DATA EXCERPTS:
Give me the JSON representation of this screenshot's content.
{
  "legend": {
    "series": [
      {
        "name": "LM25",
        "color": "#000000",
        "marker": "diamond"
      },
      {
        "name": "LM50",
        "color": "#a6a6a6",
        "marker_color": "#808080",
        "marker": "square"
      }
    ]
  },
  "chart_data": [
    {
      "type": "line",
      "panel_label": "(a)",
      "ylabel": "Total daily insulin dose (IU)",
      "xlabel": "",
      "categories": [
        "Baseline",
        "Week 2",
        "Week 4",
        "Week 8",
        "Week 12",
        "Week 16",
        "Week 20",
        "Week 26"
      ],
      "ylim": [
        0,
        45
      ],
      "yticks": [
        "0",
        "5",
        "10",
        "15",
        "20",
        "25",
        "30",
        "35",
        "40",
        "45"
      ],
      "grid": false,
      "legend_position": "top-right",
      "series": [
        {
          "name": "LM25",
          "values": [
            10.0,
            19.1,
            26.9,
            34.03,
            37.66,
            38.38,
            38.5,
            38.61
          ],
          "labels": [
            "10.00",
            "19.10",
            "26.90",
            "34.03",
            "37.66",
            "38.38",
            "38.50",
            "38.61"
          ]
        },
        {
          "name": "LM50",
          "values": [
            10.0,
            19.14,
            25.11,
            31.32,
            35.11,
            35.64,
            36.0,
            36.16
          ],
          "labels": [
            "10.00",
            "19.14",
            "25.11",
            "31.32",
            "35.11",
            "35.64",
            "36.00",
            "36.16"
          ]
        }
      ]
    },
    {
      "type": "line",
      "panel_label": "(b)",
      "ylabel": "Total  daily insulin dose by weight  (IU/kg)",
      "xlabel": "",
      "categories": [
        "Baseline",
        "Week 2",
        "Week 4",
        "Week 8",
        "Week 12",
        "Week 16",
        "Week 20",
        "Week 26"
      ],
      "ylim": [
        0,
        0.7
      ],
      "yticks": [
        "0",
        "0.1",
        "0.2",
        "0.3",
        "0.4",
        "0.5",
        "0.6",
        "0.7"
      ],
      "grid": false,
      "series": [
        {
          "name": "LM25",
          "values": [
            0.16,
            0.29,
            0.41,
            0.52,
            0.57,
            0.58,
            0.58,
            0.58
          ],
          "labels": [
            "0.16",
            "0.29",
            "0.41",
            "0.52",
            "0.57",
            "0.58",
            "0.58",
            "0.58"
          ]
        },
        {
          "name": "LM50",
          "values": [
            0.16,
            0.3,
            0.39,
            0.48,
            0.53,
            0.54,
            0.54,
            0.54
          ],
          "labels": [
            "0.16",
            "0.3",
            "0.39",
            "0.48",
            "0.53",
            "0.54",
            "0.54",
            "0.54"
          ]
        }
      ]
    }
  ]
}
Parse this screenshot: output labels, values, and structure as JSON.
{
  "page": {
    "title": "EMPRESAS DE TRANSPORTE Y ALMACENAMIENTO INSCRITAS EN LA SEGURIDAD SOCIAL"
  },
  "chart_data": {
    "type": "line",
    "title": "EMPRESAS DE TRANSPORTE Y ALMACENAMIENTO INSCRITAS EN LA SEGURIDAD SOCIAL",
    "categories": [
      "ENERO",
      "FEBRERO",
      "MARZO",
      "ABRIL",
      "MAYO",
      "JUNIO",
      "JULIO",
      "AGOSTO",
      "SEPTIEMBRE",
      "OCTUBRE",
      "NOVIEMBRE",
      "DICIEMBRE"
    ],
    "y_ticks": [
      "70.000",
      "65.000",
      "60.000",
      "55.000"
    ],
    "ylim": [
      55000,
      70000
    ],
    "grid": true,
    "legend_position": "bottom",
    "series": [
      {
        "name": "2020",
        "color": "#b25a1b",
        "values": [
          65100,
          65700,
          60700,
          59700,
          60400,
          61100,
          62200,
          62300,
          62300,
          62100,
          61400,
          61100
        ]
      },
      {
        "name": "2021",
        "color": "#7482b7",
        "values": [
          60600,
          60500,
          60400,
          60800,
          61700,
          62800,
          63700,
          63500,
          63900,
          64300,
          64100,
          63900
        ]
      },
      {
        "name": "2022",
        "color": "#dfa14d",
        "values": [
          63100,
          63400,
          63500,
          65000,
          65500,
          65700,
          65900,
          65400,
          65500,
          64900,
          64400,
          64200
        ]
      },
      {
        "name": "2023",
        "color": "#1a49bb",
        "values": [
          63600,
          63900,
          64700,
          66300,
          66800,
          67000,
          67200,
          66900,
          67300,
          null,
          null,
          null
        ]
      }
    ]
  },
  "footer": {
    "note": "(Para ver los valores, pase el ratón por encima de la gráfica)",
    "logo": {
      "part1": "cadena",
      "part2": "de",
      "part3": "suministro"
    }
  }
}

EXERCISE DETAILS: Recite the full listing above exactly.

TASK SOLUTION:
Give me the JSON representation of this screenshot's content.
{
  "legend": {
    "series": [
      {
        "name": "LM25",
        "color": "#000000",
        "marker": "diamond"
      },
      {
        "name": "LM50",
        "color": "#a6a6a6",
        "marker_color": "#808080",
        "marker": "square"
      }
    ]
  },
  "chart_data": [
    {
      "type": "line",
      "panel_label": "(a)",
      "ylabel": "Total daily insulin dose (IU)",
      "xlabel": "",
      "categories": [
        "Baseline",
        "Week 2",
        "Week 4",
        "Week 8",
        "Week 12",
        "Week 16",
        "Week 20",
        "Week 26"
      ],
      "ylim": [
        0,
        45
      ],
      "yticks": [
        "0",
        "5",
        "10",
        "15",
        "20",
        "25",
        "30",
        "35",
        "40",
        "45"
      ],
      "grid": false,
      "legend_position": "top-right",
      "series": [
        {
          "name": "LM25",
          "values": [
            10.0,
            19.1,
            26.9,
            34.03,
            37.66,
            38.38,
            38.5,
            38.61
          ],
          "labels": [
            "10.00",
            "19.10",
            "26.90",
            "34.03",
            "37.66",
            "38.38",
            "38.50",
            "38.61"
          ]
        },
        {
          "name": "LM50",
          "values": [
            10.0,
            19.14,
            25.11,
            31.32,
            35.11,
            35.64,
            36.0,
            36.16
          ],
          "labels": [
            "10.00",
            "19.14",
            "25.11",
            "31.32",
            "35.11",
            "35.64",
            "36.00",
            "36.16"
          ]
        }
      ]
    },
    {
      "type": "line",
      "panel_label": "(b)",
      "ylabel": "Total  daily insulin dose by weight  (IU/kg)",
      "xlabel": "",
      "categories": [
        "Baseline",
        "Week 2",
        "Week 4",
        "Week 8",
        "Week 12",
        "Week 16",
        "Week 20",
        "Week 26"
      ],
      "ylim": [
        0,
        0.7
      ],
      "yticks": [
        "0",
        "0.1",
        "0.2",
        "0.3",
        "0.4",
        "0.5",
        "0.6",
        "0.7"
      ],
      "grid": false,
      "series": [
        {
          "name": "LM25",
          "values": [
            0.16,
            0.29,
            0.41,
            0.52,
            0.57,
            0.58,
            0.58,
            0.58
          ],
          "labels": [
            "0.16",
            "0.29",
            "0.41",
            "0.52",
            "0.57",
            "0.58",
            "0.58",
            "0.58"
          ]
        },
        {
          "name": "LM50",
          "values": [
            0.16,
            0.3,
            0.39,
            0.48,
            0.53,
            0.54,
            0.54,
            0.54
          ],
          "labels": [
            "0.16",
            "0.3",
            "0.39",
            "0.48",
            "0.53",
            "0.54",
            "0.54",
            "0.54"
          ]
        }
      ]
    }
  ]
}
Parse this screenshot: output labels, values, and structure as JSON.
{
  "page": {
    "title": "EMPRESAS DE TRANSPORTE Y ALMACENAMIENTO INSCRITAS EN LA SEGURIDAD SOCIAL"
  },
  "chart_data": {
    "type": "line",
    "title": "EMPRESAS DE TRANSPORTE Y ALMACENAMIENTO INSCRITAS EN LA SEGURIDAD SOCIAL",
    "categories": [
      "ENERO",
      "FEBRERO",
      "MARZO",
      "ABRIL",
      "MAYO",
      "JUNIO",
      "JULIO",
      "AGOSTO",
      "SEPTIEMBRE",
      "OCTUBRE",
      "NOVIEMBRE",
      "DICIEMBRE"
    ],
    "y_ticks": [
      "70.000",
      "65.000",
      "60.000",
      "55.000"
    ],
    "ylim": [
      55000,
      70000
    ],
    "grid": true,
    "legend_position": "bottom",
    "series": [
      {
        "name": "2020",
        "color": "#b25a1b",
        "values": [
          65100,
          65700,
          60700,
          59700,
          60400,
          61100,
          62200,
          62300,
          62300,
          62100,
          61400,
          61100
        ]
      },
      {
        "name": "2021",
        "color": "#7482b7",
        "values": [
          60600,
          60500,
          60400,
          60800,
          61700,
          62800,
          63700,
          63500,
          63900,
          64300,
          64100,
          63900
        ]
      },
      {
        "name": "2022",
        "color": "#dfa14d",
        "values": [
          63100,
          63400,
          63500,
          65000,
          65500,
          65700,
          65900,
          65400,
          65500,
          64900,
          64400,
          64200
        ]
      },
      {
        "name": "2023",
        "color": "#1a49bb",
        "values": [
          63600,
          63900,
          64700,
          66300,
          66800,
          67000,
          67200,
          66900,
          67300,
          null,
          null,
          null
        ]
      }
    ]
  },
  "footer": {
    "note": "(Para ver los valores, pase el ratón por encima de la gráfica)",
    "logo": {
      "part1": "cadena",
      "part2": "de",
      "part3": "suministro"
    }
  }
}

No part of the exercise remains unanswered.